[Stored entries]
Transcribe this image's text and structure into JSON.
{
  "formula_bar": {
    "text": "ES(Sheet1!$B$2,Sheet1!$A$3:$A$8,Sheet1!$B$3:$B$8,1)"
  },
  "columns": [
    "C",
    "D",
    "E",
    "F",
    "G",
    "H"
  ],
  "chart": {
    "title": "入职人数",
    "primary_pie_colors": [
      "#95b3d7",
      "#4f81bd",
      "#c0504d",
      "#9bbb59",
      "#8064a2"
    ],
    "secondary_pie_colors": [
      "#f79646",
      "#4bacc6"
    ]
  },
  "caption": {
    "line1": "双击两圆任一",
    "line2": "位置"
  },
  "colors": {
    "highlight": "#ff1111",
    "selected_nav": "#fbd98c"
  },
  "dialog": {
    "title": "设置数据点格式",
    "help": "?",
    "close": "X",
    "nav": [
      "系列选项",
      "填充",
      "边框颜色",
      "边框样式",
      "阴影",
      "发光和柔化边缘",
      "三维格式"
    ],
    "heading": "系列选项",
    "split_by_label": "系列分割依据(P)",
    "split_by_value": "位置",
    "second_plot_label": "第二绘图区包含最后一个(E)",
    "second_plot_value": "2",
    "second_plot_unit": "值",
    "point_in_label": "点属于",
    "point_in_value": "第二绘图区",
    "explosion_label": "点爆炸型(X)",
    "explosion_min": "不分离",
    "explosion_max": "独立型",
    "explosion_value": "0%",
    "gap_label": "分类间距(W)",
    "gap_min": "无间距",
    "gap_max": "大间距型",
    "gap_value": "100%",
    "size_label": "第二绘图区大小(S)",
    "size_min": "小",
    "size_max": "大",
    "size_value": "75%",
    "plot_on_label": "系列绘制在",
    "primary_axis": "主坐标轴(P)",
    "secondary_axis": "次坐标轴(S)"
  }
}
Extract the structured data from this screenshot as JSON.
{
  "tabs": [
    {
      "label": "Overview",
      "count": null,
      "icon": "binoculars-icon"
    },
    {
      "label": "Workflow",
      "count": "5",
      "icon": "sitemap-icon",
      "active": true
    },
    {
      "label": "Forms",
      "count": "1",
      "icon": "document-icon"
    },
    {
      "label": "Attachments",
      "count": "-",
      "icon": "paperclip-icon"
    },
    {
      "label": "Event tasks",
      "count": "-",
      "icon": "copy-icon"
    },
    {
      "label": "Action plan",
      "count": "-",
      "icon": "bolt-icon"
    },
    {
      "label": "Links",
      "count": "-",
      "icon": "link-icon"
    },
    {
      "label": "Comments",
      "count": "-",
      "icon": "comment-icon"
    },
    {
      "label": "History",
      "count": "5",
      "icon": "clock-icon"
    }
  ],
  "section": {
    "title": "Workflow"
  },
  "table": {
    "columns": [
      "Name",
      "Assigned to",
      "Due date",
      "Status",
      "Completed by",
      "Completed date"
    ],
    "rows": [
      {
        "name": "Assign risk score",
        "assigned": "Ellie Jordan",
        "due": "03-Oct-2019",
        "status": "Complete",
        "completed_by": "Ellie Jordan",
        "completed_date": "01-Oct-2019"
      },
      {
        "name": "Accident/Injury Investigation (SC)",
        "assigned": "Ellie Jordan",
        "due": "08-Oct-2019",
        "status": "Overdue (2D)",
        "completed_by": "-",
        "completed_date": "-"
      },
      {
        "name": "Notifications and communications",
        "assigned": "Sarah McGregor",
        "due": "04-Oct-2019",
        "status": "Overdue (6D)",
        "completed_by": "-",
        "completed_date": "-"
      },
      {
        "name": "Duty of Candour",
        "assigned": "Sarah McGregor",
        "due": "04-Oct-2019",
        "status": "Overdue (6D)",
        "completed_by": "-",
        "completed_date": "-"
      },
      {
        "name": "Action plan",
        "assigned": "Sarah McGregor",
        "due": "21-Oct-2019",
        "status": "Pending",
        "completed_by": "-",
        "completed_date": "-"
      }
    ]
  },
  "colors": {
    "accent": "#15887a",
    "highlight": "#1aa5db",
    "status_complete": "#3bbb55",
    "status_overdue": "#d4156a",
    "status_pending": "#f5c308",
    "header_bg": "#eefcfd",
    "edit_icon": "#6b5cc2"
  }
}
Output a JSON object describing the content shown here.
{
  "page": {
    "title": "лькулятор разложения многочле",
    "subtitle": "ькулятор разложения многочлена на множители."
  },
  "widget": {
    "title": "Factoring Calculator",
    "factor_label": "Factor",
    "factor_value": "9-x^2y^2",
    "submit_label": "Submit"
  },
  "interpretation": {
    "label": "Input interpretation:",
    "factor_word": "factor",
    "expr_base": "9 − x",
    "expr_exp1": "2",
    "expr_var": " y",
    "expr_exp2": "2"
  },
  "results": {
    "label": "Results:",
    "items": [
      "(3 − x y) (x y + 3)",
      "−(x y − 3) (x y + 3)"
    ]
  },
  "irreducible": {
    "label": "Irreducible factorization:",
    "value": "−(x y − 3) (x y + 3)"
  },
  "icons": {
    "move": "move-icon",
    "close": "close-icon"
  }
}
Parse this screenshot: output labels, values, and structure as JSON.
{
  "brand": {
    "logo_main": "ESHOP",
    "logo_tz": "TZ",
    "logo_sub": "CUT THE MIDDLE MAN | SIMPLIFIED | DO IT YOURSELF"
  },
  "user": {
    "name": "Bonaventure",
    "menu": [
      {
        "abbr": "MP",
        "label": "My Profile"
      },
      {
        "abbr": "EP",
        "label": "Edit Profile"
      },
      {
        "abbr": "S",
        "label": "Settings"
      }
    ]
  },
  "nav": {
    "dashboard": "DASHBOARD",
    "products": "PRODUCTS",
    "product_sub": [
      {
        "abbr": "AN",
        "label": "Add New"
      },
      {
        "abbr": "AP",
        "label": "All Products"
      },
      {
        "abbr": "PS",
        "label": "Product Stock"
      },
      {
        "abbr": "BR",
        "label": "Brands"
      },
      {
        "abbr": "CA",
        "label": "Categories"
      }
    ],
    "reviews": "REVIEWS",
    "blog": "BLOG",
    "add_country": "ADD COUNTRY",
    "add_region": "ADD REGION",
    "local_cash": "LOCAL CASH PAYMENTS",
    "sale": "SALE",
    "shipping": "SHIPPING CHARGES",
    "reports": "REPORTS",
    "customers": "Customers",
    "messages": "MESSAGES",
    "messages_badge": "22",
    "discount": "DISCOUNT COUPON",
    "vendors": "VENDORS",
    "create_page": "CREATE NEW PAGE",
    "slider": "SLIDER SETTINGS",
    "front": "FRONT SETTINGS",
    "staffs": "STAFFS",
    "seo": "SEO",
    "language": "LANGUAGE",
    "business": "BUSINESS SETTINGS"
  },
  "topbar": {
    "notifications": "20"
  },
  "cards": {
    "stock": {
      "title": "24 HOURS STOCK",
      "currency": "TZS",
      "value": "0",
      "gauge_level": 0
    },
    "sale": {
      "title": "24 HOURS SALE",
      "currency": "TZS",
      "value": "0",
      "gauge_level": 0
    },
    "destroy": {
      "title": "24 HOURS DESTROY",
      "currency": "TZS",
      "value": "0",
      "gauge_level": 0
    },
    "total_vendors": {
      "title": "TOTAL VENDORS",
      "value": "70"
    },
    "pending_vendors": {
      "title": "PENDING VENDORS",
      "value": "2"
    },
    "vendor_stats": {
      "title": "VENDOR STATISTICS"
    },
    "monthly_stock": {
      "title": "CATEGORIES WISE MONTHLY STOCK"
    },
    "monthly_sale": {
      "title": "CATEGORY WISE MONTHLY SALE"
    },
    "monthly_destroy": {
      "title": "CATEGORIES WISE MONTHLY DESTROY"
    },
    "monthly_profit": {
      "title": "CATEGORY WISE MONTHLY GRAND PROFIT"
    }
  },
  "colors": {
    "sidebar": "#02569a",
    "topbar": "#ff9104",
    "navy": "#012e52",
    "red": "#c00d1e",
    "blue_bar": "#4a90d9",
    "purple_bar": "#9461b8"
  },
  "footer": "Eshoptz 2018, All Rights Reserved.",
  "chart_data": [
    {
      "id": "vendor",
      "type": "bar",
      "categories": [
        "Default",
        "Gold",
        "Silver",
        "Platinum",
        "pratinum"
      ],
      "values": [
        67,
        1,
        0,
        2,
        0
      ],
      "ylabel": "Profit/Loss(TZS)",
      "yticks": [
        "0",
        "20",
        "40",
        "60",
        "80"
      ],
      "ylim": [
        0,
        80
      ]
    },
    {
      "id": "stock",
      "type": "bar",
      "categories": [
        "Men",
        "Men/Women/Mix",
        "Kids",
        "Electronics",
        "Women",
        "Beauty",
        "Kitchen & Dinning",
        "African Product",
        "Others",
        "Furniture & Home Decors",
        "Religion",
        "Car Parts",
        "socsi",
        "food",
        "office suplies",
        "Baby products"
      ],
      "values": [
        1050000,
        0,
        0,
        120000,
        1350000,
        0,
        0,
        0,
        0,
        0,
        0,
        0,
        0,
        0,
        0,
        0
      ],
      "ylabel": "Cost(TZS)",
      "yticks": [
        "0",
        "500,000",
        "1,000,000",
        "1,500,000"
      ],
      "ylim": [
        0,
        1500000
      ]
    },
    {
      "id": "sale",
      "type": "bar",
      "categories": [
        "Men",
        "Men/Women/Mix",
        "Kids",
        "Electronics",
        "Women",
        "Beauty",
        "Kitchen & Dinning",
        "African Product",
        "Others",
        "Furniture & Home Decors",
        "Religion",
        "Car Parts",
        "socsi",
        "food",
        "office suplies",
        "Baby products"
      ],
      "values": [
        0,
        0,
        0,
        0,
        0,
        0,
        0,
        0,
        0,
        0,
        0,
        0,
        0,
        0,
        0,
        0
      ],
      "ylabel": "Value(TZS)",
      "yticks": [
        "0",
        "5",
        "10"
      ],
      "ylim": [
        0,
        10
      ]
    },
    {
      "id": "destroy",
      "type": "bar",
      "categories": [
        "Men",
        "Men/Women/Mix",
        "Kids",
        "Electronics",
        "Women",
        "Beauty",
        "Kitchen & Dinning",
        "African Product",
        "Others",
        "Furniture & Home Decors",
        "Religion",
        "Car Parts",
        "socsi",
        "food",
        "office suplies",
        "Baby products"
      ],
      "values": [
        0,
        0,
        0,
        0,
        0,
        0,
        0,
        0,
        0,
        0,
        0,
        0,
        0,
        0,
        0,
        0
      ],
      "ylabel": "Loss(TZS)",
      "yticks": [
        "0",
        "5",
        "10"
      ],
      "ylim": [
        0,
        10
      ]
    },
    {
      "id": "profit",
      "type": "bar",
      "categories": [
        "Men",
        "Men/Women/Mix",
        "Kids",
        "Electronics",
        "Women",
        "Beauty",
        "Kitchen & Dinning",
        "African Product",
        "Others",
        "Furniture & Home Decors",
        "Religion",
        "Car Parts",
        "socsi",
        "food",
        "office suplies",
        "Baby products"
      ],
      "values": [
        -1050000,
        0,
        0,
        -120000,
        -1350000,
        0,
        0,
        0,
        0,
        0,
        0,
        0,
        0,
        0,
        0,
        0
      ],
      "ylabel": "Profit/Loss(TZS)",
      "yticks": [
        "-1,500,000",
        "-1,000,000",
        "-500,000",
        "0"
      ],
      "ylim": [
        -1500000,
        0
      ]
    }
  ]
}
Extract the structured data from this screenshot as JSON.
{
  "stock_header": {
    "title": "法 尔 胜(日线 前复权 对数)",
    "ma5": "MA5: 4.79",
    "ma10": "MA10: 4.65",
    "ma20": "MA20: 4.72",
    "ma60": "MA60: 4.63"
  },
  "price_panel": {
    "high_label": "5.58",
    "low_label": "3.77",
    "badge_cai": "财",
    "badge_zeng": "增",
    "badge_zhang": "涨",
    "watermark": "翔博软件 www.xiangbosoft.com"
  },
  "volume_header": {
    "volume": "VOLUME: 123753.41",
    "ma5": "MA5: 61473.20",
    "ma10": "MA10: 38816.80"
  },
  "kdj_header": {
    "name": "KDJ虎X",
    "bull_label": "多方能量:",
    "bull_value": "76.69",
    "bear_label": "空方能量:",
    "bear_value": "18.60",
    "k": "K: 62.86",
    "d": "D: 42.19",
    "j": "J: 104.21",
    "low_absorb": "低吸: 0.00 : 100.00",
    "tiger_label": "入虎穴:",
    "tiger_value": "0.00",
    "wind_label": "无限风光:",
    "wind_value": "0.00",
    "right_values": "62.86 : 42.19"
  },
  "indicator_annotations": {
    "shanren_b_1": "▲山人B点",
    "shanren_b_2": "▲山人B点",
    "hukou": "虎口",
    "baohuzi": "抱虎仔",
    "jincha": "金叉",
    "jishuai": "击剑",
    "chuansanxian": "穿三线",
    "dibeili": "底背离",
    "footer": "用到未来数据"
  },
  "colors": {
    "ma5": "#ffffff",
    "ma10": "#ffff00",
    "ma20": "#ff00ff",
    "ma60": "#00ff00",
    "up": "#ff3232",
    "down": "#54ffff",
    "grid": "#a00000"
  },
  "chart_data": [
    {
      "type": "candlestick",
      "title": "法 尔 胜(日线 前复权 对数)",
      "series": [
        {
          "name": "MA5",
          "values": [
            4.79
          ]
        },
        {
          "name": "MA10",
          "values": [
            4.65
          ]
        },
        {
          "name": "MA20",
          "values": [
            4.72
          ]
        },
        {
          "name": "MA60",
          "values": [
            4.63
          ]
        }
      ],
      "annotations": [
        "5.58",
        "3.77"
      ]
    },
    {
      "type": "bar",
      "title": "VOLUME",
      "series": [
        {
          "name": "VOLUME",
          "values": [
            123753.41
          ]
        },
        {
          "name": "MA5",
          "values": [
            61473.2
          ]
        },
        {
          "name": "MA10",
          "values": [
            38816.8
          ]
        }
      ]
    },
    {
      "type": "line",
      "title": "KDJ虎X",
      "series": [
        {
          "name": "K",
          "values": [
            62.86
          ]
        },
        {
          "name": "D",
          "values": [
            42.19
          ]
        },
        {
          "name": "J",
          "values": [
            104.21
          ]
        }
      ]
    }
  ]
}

◆ TASK STATEMENT
Among the entries above, how many lines hold the string "highlight"? Respond with nothing but the number.

◆ ANSWER TO THE EXERCISE
2